[Start PROVIDED RECORDS]

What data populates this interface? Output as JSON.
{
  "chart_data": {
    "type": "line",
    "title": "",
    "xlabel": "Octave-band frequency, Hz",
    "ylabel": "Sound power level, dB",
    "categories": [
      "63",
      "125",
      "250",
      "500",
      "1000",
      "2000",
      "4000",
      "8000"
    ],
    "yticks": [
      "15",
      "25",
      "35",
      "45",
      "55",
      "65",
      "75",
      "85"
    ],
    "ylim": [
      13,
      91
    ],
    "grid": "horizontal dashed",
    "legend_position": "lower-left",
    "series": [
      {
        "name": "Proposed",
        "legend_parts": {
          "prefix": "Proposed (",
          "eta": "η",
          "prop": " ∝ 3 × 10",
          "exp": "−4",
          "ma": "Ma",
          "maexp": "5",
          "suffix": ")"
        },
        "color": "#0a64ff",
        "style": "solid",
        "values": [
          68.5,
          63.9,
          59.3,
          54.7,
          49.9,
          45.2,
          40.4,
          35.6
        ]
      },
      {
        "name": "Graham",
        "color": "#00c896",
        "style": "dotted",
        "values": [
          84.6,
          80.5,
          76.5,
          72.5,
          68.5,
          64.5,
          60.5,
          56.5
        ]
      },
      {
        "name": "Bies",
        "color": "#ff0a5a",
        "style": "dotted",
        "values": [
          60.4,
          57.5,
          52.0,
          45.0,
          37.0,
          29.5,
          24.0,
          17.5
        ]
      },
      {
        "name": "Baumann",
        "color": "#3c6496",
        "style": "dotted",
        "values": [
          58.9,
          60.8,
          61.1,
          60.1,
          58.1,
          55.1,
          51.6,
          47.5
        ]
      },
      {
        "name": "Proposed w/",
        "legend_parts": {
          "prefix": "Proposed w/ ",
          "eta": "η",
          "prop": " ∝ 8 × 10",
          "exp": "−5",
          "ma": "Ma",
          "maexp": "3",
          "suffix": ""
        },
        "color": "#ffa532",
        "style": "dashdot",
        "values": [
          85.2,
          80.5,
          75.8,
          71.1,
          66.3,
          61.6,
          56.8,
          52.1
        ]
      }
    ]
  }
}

[End PROVIDED RECORDS]

» TASK OBJECTIVE: Transcribe all entries exactly as they are given.

» OUTPUT FOR THIS TASK:
What data populates this interface? Output as JSON.
{
  "chart_data": {
    "type": "line",
    "title": "",
    "xlabel": "Octave-band frequency, Hz",
    "ylabel": "Sound power level, dB",
    "categories": [
      "63",
      "125",
      "250",
      "500",
      "1000",
      "2000",
      "4000",
      "8000"
    ],
    "yticks": [
      "15",
      "25",
      "35",
      "45",
      "55",
      "65",
      "75",
      "85"
    ],
    "ylim": [
      13,
      91
    ],
    "grid": "horizontal dashed",
    "legend_position": "lower-left",
    "series": [
      {
        "name": "Proposed",
        "legend_parts": {
          "prefix": "Proposed (",
          "eta": "η",
          "prop": " ∝ 3 × 10",
          "exp": "−4",
          "ma": "Ma",
          "maexp": "5",
          "suffix": ")"
        },
        "color": "#0a64ff",
        "style": "solid",
        "values": [
          68.5,
          63.9,
          59.3,
          54.7,
          49.9,
          45.2,
          40.4,
          35.6
        ]
      },
      {
        "name": "Graham",
        "color": "#00c896",
        "style": "dotted",
        "values": [
          84.6,
          80.5,
          76.5,
          72.5,
          68.5,
          64.5,
          60.5,
          56.5
        ]
      },
      {
        "name": "Bies",
        "color": "#ff0a5a",
        "style": "dotted",
        "values": [
          60.4,
          57.5,
          52.0,
          45.0,
          37.0,
          29.5,
          24.0,
          17.5
        ]
      },
      {
        "name": "Baumann",
        "color": "#3c6496",
        "style": "dotted",
        "values": [
          58.9,
          60.8,
          61.1,
          60.1,
          58.1,
          55.1,
          51.6,
          47.5
        ]
      },
      {
        "name": "Proposed w/",
        "legend_parts": {
          "prefix": "Proposed w/ ",
          "eta": "η",
          "prop": " ∝ 8 × 10",
          "exp": "−5",
          "ma": "Ma",
          "maexp": "3",
          "suffix": ""
        },
        "color": "#ffa532",
        "style": "dashdot",
        "values": [
          85.2,
          80.5,
          75.8,
          71.1,
          66.3,
          61.6,
          56.8,
          52.1
        ]
      }
    ]
  }
}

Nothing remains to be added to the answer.